Wherever a line holds the string "text", copy that line.

* BEGIN *

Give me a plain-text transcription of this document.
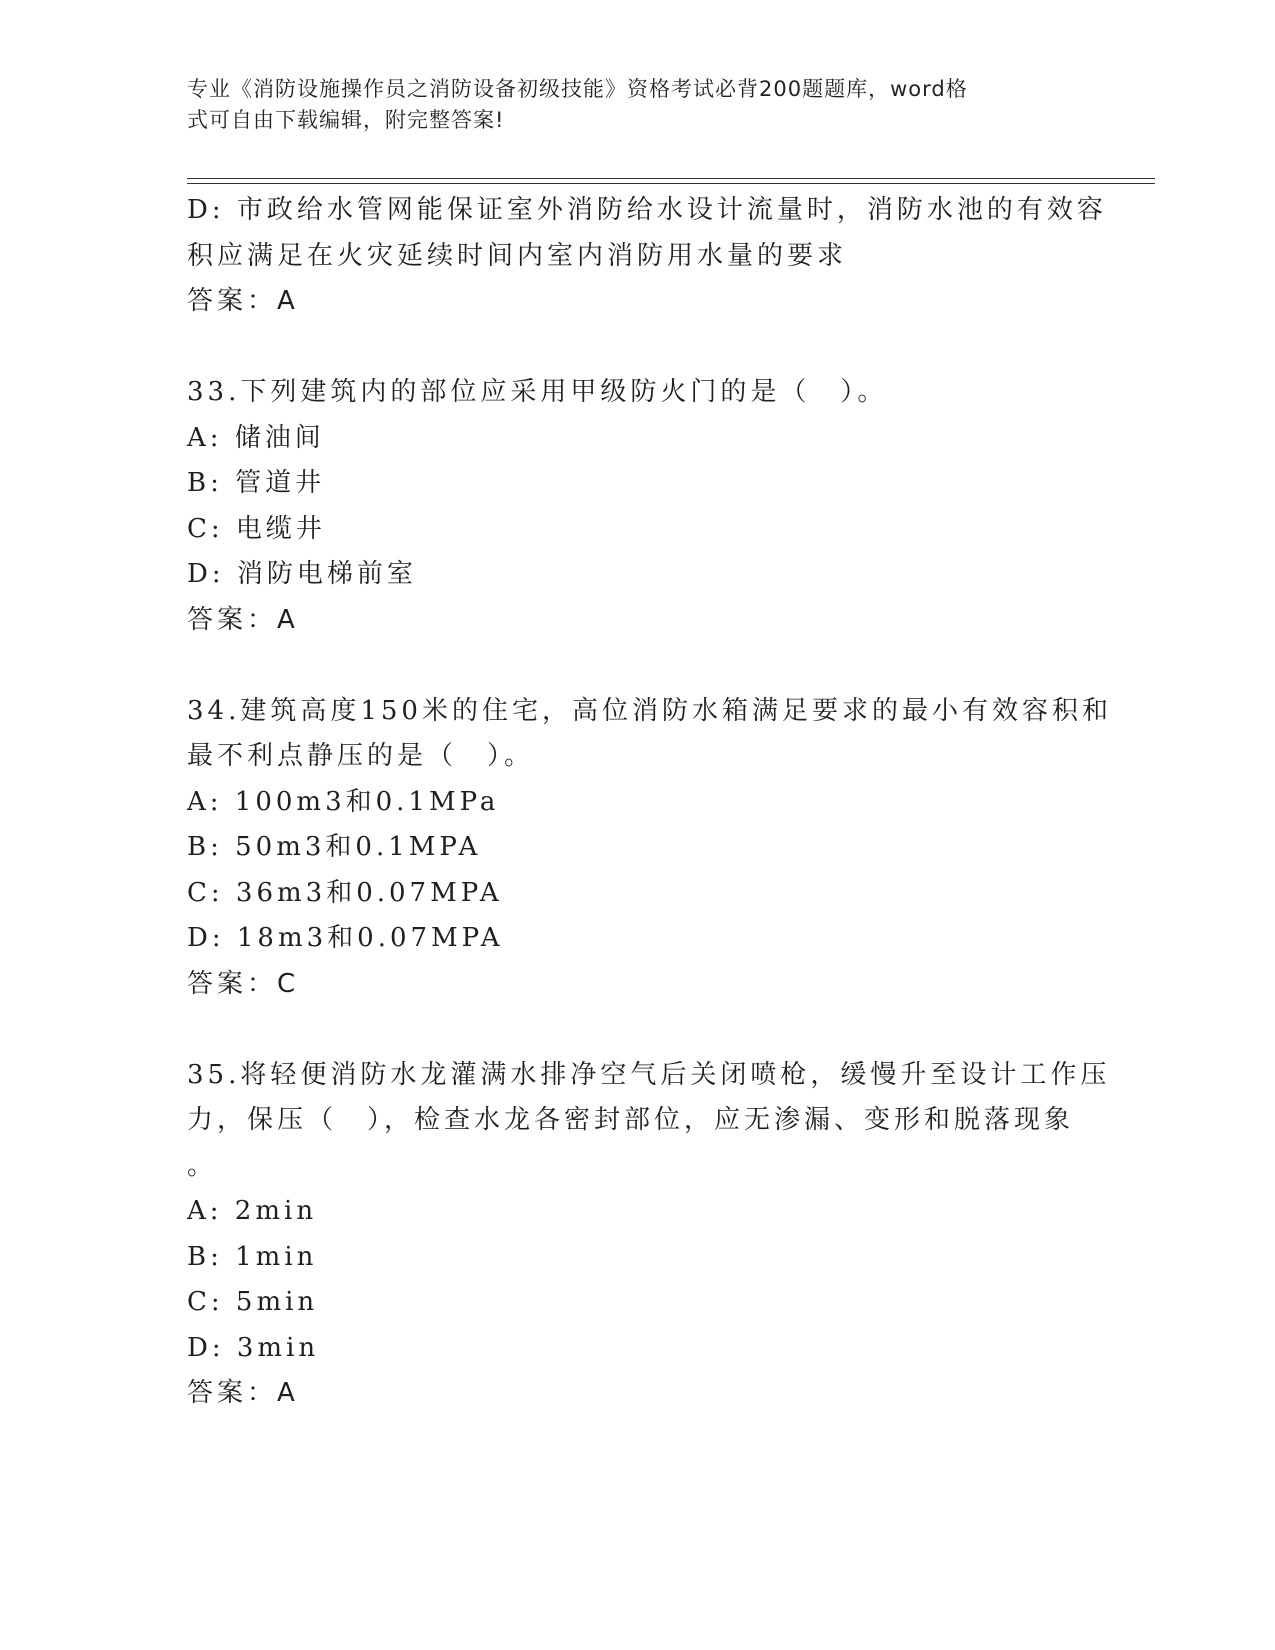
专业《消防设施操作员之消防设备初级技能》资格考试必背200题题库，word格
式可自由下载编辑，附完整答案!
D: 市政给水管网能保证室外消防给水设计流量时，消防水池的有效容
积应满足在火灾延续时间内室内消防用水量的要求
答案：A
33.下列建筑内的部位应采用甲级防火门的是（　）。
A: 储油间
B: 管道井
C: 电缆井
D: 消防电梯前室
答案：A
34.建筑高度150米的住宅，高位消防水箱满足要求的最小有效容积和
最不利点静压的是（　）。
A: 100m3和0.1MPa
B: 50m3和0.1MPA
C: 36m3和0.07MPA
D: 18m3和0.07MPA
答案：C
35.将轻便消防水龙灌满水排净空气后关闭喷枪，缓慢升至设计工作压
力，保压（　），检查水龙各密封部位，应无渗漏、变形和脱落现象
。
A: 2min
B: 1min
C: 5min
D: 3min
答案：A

* END *
* BEGIN *

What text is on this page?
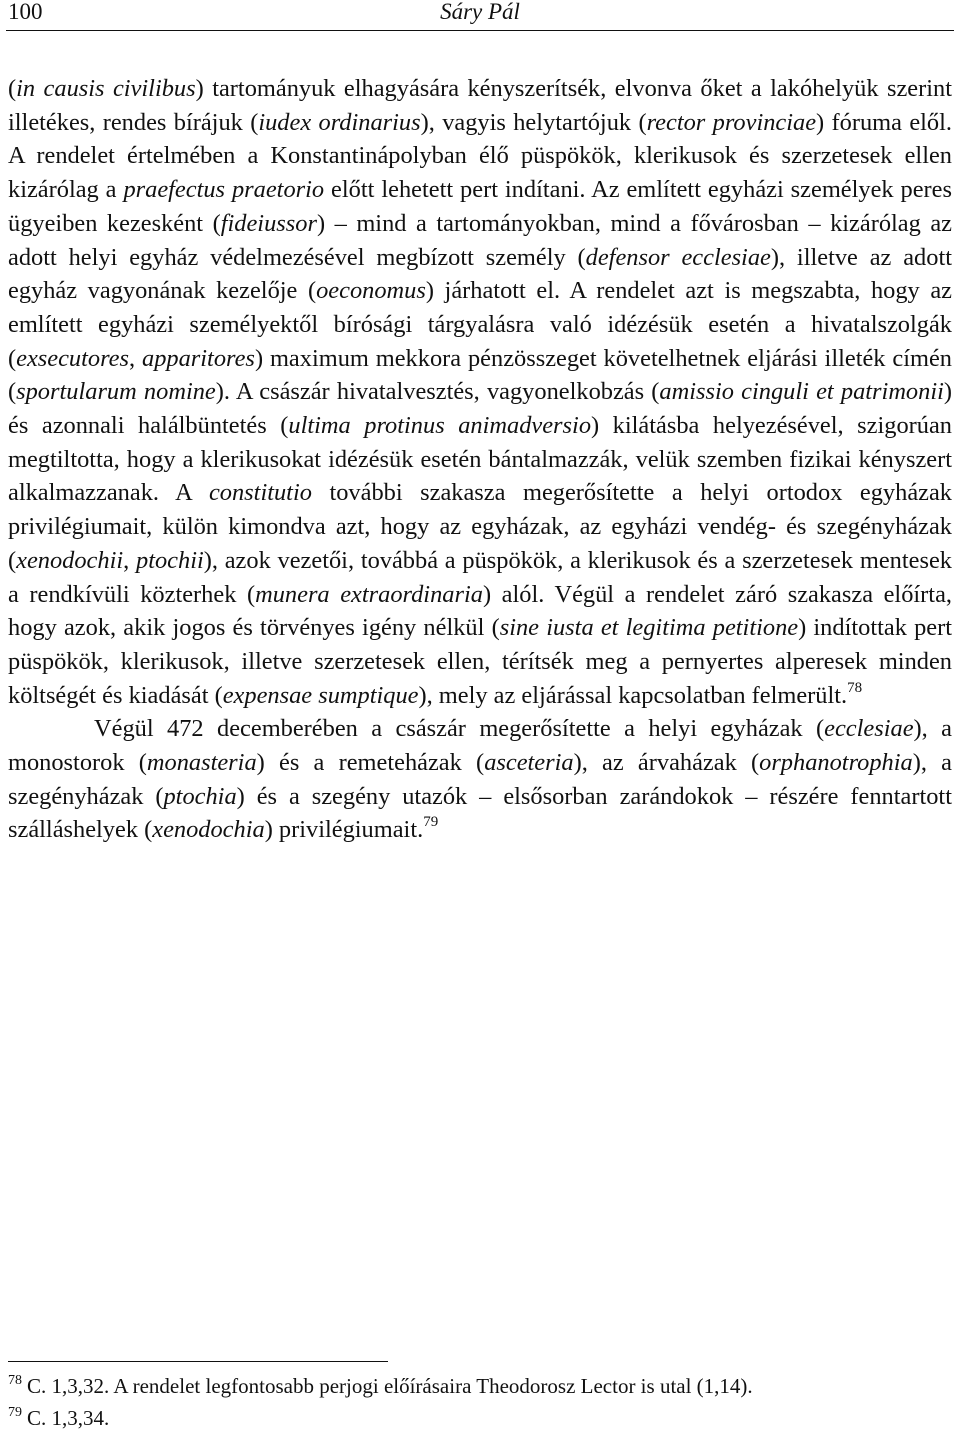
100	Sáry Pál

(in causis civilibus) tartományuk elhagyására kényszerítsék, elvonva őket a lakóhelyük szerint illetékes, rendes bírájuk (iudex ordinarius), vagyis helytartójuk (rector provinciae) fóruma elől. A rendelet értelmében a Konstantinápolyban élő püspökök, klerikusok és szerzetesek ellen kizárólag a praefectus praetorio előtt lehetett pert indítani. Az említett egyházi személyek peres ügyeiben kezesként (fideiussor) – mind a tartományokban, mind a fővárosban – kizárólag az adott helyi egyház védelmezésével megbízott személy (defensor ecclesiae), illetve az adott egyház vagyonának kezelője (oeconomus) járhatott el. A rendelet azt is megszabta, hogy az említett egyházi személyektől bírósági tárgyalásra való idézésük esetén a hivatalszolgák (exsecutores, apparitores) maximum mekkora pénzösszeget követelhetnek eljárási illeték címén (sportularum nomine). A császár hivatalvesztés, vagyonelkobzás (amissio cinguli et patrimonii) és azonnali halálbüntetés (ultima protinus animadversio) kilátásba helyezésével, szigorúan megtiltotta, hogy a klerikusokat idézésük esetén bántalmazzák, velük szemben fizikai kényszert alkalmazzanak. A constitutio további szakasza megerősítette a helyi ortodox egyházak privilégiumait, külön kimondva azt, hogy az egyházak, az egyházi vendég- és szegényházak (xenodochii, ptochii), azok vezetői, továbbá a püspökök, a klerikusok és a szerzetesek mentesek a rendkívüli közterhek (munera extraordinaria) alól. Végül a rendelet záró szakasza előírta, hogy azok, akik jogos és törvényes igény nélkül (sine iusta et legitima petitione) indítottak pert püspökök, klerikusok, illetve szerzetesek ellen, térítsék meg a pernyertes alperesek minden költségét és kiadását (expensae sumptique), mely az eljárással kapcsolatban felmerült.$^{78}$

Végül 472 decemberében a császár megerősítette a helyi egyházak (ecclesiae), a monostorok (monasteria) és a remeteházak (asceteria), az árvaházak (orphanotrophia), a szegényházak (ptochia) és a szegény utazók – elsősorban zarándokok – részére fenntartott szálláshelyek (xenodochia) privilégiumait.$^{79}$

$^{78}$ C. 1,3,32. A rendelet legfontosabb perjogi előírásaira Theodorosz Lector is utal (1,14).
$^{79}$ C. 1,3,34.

* END *

> _The completed task_:
Give me a plain-text transcription of this document.
What text is on this page?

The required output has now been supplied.